___ TASK INPUT

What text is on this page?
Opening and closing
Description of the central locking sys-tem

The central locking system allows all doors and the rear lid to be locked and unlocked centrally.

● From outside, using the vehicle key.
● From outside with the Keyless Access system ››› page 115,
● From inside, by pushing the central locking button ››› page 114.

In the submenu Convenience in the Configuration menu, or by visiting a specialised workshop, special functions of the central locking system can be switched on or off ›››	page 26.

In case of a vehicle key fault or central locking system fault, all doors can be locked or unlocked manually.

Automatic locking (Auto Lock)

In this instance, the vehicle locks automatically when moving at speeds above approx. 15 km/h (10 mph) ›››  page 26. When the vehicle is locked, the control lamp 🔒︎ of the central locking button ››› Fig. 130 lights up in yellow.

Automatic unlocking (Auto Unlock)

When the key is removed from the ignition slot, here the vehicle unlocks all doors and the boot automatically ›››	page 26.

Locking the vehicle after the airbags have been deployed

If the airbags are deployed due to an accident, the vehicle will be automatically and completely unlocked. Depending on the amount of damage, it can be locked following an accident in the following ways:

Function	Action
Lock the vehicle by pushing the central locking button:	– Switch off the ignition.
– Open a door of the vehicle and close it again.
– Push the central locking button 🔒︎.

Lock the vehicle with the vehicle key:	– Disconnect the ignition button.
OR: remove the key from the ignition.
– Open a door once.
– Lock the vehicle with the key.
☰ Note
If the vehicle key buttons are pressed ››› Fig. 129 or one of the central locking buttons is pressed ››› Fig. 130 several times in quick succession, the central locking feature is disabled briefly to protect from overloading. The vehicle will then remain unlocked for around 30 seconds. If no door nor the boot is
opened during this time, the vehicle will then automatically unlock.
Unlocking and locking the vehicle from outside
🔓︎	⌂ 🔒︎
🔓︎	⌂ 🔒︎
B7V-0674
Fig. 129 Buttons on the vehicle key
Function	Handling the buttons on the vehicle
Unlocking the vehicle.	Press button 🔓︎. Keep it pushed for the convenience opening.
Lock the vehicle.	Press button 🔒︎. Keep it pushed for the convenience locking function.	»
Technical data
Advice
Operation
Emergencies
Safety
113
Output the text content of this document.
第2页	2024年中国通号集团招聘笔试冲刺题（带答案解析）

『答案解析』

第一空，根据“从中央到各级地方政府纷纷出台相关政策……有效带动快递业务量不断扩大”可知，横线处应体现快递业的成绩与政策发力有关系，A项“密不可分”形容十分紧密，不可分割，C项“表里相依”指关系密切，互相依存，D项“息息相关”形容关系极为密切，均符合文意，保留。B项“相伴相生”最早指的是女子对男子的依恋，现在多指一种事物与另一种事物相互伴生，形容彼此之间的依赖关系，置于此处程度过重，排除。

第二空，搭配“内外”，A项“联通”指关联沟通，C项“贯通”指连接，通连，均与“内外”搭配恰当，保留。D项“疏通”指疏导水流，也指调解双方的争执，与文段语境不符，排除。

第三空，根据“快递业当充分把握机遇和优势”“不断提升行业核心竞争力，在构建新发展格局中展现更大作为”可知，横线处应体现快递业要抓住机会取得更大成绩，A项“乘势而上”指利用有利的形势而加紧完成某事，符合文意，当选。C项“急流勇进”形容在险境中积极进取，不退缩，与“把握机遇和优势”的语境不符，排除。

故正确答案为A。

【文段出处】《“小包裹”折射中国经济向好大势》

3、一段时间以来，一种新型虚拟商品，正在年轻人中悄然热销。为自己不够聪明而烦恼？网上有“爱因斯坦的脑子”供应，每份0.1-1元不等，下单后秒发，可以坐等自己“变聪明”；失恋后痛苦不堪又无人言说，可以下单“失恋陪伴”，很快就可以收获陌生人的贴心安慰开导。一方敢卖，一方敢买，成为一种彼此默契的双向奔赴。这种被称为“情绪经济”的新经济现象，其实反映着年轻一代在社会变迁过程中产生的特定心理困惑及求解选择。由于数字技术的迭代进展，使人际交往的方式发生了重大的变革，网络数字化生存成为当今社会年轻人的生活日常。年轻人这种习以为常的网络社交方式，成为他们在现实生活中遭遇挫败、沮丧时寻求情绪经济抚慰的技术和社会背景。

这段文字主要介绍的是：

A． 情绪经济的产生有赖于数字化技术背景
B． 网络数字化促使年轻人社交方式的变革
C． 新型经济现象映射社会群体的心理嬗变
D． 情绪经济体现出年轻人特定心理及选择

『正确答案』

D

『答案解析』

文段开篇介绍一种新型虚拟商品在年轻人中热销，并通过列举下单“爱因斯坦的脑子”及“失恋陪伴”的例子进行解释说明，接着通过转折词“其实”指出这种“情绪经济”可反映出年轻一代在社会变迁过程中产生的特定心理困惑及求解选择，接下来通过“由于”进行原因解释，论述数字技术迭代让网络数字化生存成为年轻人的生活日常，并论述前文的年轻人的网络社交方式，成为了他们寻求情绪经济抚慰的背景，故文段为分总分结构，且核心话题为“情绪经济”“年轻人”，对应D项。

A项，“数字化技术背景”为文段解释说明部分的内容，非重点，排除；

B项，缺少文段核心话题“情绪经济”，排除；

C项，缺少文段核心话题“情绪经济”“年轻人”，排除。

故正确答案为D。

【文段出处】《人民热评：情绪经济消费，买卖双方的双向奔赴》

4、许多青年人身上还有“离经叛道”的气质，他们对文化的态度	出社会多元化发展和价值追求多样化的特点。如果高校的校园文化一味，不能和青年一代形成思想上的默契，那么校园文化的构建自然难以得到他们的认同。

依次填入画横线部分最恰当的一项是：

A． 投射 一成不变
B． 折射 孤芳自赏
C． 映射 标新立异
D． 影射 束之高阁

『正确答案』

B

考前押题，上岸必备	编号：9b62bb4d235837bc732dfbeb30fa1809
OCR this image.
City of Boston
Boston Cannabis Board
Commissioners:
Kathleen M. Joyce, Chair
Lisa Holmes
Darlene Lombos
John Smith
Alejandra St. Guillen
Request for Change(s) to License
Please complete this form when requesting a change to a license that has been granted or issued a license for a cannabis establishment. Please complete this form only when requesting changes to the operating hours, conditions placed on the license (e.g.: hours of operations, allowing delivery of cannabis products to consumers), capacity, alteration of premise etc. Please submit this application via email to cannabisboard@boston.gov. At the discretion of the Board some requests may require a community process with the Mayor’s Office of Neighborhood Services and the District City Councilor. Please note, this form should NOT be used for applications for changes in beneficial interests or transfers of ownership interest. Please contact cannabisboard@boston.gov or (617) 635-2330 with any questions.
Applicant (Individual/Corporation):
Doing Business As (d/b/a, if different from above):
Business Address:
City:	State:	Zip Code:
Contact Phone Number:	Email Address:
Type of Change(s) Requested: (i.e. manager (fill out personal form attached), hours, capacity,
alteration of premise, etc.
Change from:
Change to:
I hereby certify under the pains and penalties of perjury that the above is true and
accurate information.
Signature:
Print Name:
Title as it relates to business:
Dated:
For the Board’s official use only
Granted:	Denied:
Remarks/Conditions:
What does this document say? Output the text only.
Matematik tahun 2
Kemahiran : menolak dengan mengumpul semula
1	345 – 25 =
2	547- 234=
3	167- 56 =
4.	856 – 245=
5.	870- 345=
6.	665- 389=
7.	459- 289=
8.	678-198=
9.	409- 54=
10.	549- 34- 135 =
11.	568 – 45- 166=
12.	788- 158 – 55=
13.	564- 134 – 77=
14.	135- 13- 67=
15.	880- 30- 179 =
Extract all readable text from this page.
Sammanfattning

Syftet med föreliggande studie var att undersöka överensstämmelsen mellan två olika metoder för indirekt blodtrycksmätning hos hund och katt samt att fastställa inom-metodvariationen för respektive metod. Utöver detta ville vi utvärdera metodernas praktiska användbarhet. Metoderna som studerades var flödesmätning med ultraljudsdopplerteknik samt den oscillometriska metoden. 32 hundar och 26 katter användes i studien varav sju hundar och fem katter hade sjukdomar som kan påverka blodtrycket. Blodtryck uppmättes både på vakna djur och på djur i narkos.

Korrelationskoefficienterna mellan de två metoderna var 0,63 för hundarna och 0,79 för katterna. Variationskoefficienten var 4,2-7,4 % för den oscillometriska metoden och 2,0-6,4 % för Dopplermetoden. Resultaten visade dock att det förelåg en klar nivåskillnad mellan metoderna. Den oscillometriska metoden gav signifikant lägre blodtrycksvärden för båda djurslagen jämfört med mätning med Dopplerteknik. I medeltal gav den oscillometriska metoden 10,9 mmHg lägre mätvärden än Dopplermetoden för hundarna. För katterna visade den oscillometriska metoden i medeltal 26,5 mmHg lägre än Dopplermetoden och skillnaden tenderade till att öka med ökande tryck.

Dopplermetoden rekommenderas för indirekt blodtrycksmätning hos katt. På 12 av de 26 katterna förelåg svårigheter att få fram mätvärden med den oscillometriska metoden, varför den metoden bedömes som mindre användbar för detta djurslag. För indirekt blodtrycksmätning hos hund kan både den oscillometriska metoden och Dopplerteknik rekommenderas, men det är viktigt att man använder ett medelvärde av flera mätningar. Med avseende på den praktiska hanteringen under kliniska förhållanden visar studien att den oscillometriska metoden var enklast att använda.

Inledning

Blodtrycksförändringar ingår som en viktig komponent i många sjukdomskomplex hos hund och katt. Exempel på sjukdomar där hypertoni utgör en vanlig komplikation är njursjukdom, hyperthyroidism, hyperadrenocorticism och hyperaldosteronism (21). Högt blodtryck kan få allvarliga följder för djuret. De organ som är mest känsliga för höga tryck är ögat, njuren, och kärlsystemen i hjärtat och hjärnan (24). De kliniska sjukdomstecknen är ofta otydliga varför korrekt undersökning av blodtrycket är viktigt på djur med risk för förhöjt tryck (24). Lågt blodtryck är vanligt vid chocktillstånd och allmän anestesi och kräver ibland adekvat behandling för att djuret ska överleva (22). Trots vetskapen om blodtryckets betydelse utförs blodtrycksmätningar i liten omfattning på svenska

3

______

Filter the records, keeping only lines that contain "above", and show those lines.

In this instance, the vehicle locks automatically when moving at speeds above approx. 15 km/h (10 mph) ›››  page 26. When the vehicle is locked, the control lamp 🔒︎ of the central locking button ››› Fig. 130 lights up in yellow.
Doing Business As (d/b/a, if different from above):
I hereby certify under the pains and penalties of perjury that the above is true and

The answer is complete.